• **Task directions**: Copy out all the records, word for word.

Records excerpted from a collection:
************

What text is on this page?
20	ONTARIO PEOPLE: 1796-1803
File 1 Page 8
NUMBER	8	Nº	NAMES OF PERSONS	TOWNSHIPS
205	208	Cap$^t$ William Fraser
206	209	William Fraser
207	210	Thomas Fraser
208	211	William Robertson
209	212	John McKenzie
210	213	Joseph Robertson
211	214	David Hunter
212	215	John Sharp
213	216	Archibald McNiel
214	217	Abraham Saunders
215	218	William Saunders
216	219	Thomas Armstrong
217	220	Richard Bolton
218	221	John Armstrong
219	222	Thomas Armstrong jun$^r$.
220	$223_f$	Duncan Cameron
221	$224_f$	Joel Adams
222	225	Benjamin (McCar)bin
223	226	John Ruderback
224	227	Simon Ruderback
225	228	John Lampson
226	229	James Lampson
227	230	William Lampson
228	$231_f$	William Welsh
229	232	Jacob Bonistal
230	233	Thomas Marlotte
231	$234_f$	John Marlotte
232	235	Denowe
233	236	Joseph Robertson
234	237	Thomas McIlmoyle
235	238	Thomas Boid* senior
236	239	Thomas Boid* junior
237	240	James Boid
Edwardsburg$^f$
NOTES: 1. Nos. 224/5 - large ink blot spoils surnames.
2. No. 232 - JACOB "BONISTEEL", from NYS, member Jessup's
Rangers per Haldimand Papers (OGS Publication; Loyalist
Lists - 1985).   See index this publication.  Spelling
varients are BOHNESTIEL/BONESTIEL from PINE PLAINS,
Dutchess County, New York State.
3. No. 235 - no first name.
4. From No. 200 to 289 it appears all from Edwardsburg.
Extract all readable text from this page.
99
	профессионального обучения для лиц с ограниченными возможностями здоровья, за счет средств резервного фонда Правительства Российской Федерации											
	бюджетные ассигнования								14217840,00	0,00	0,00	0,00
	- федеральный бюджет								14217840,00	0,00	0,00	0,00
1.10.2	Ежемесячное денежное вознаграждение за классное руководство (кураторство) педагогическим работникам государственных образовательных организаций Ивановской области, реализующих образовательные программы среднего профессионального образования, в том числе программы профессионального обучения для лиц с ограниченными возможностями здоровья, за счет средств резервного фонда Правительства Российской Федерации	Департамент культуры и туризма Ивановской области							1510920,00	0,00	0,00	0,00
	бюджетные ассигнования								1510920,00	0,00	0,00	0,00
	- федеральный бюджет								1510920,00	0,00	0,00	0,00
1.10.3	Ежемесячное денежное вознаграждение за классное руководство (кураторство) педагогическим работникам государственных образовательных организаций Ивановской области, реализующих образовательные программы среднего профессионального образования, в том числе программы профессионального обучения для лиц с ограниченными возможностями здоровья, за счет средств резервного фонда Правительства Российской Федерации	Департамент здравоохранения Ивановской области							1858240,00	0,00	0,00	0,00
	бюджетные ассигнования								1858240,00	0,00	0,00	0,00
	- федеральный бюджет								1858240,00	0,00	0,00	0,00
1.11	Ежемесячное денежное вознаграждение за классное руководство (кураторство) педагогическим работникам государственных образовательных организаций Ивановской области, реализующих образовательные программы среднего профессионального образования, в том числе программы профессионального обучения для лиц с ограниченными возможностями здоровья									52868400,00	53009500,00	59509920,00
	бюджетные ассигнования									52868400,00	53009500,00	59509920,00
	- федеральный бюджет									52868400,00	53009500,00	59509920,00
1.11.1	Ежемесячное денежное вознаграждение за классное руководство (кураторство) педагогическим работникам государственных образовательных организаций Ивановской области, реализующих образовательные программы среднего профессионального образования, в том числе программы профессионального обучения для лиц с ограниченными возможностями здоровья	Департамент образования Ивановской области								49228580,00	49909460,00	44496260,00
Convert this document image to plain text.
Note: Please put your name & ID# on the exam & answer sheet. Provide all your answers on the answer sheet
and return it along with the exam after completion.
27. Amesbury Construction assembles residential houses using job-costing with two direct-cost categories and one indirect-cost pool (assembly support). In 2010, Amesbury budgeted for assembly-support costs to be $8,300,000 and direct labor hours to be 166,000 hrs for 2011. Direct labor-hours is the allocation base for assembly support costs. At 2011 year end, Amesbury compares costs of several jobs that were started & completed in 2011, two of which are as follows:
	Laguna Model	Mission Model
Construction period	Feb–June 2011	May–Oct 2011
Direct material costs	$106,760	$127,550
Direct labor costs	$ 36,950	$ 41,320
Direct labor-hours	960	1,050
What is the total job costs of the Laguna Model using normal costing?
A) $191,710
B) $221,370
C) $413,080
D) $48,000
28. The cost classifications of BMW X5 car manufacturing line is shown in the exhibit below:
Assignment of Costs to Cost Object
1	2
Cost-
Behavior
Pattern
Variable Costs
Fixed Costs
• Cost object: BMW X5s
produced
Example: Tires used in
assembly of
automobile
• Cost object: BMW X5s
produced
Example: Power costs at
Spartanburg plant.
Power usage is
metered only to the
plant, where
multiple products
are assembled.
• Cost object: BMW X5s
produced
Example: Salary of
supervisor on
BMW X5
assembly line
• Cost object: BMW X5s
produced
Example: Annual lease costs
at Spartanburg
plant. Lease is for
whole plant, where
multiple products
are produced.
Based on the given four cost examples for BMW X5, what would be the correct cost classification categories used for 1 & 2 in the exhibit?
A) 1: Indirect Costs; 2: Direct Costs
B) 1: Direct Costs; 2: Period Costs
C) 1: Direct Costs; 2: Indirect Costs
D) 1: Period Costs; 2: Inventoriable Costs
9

************

• **Answer in full**:
What text is on this page?
20	ONTARIO PEOPLE: 1796-1803
File 1 Page 8
NUMBER	8	Nº	NAMES OF PERSONS	TOWNSHIPS
205	208	Cap$^t$ William Fraser
206	209	William Fraser
207	210	Thomas Fraser
208	211	William Robertson
209	212	John McKenzie
210	213	Joseph Robertson
211	214	David Hunter
212	215	John Sharp
213	216	Archibald McNiel
214	217	Abraham Saunders
215	218	William Saunders
216	219	Thomas Armstrong
217	220	Richard Bolton
218	221	John Armstrong
219	222	Thomas Armstrong jun$^r$.
220	$223_f$	Duncan Cameron
221	$224_f$	Joel Adams
222	225	Benjamin (McCar)bin
223	226	John Ruderback
224	227	Simon Ruderback
225	228	John Lampson
226	229	James Lampson
227	230	William Lampson
228	$231_f$	William Welsh
229	232	Jacob Bonistal
230	233	Thomas Marlotte
231	$234_f$	John Marlotte
232	235	Denowe
233	236	Joseph Robertson
234	237	Thomas McIlmoyle
235	238	Thomas Boid* senior
236	239	Thomas Boid* junior
237	240	James Boid
Edwardsburg$^f$
NOTES: 1. Nos. 224/5 - large ink blot spoils surnames.
2. No. 232 - JACOB "BONISTEEL", from NYS, member Jessup's
Rangers per Haldimand Papers (OGS Publication; Loyalist
Lists - 1985).   See index this publication.  Spelling
varients are BOHNESTIEL/BONESTIEL from PINE PLAINS,
Dutchess County, New York State.
3. No. 235 - no first name.
4. From No. 200 to 289 it appears all from Edwardsburg.
Extract all readable text from this page.
99
	профессионального обучения для лиц с ограниченными возможностями здоровья, за счет средств резервного фонда Правительства Российской Федерации											
	бюджетные ассигнования								14217840,00	0,00	0,00	0,00
	- федеральный бюджет								14217840,00	0,00	0,00	0,00
1.10.2	Ежемесячное денежное вознаграждение за классное руководство (кураторство) педагогическим работникам государственных образовательных организаций Ивановской области, реализующих образовательные программы среднего профессионального образования, в том числе программы профессионального обучения для лиц с ограниченными возможностями здоровья, за счет средств резервного фонда Правительства Российской Федерации	Департамент культуры и туризма Ивановской области							1510920,00	0,00	0,00	0,00
	бюджетные ассигнования								1510920,00	0,00	0,00	0,00
	- федеральный бюджет								1510920,00	0,00	0,00	0,00
1.10.3	Ежемесячное денежное вознаграждение за классное руководство (кураторство) педагогическим работникам государственных образовательных организаций Ивановской области, реализующих образовательные программы среднего профессионального образования, в том числе программы профессионального обучения для лиц с ограниченными возможностями здоровья, за счет средств резервного фонда Правительства Российской Федерации	Департамент здравоохранения Ивановской области							1858240,00	0,00	0,00	0,00
	бюджетные ассигнования								1858240,00	0,00	0,00	0,00
	- федеральный бюджет								1858240,00	0,00	0,00	0,00
1.11	Ежемесячное денежное вознаграждение за классное руководство (кураторство) педагогическим работникам государственных образовательных организаций Ивановской области, реализующих образовательные программы среднего профессионального образования, в том числе программы профессионального обучения для лиц с ограниченными возможностями здоровья									52868400,00	53009500,00	59509920,00
	бюджетные ассигнования									52868400,00	53009500,00	59509920,00
	- федеральный бюджет									52868400,00	53009500,00	59509920,00
1.11.1	Ежемесячное денежное вознаграждение за классное руководство (кураторство) педагогическим работникам государственных образовательных организаций Ивановской области, реализующих образовательные программы среднего профессионального образования, в том числе программы профессионального обучения для лиц с ограниченными возможностями здоровья	Департамент образования Ивановской области								49228580,00	49909460,00	44496260,00
Convert this document image to plain text.
Note: Please put your name & ID# on the exam & answer sheet. Provide all your answers on the answer sheet
and return it along with the exam after completion.
27. Amesbury Construction assembles residential houses using job-costing with two direct-cost categories and one indirect-cost pool (assembly support). In 2010, Amesbury budgeted for assembly-support costs to be $8,300,000 and direct labor hours to be 166,000 hrs for 2011. Direct labor-hours is the allocation base for assembly support costs. At 2011 year end, Amesbury compares costs of several jobs that were started & completed in 2011, two of which are as follows:
	Laguna Model	Mission Model
Construction period	Feb–June 2011	May–Oct 2011
Direct material costs	$106,760	$127,550
Direct labor costs	$ 36,950	$ 41,320
Direct labor-hours	960	1,050
What is the total job costs of the Laguna Model using normal costing?
A) $191,710
B) $221,370
C) $413,080
D) $48,000
28. The cost classifications of BMW X5 car manufacturing line is shown in the exhibit below:
Assignment of Costs to Cost Object
1	2
Cost-
Behavior
Pattern
Variable Costs
Fixed Costs
• Cost object: BMW X5s
produced
Example: Tires used in
assembly of
automobile
• Cost object: BMW X5s
produced
Example: Power costs at
Spartanburg plant.
Power usage is
metered only to the
plant, where
multiple products
are assembled.
• Cost object: BMW X5s
produced
Example: Salary of
supervisor on
BMW X5
assembly line
• Cost object: BMW X5s
produced
Example: Annual lease costs
at Spartanburg
plant. Lease is for
whole plant, where
multiple products
are produced.
Based on the given four cost examples for BMW X5, what would be the correct cost classification categories used for 1 & 2 in the exhibit?
A) 1: Indirect Costs; 2: Direct Costs
B) 1: Direct Costs; 2: Period Costs
C) 1: Direct Costs; 2: Indirect Costs
D) 1: Period Costs; 2: Inventoriable Costs
9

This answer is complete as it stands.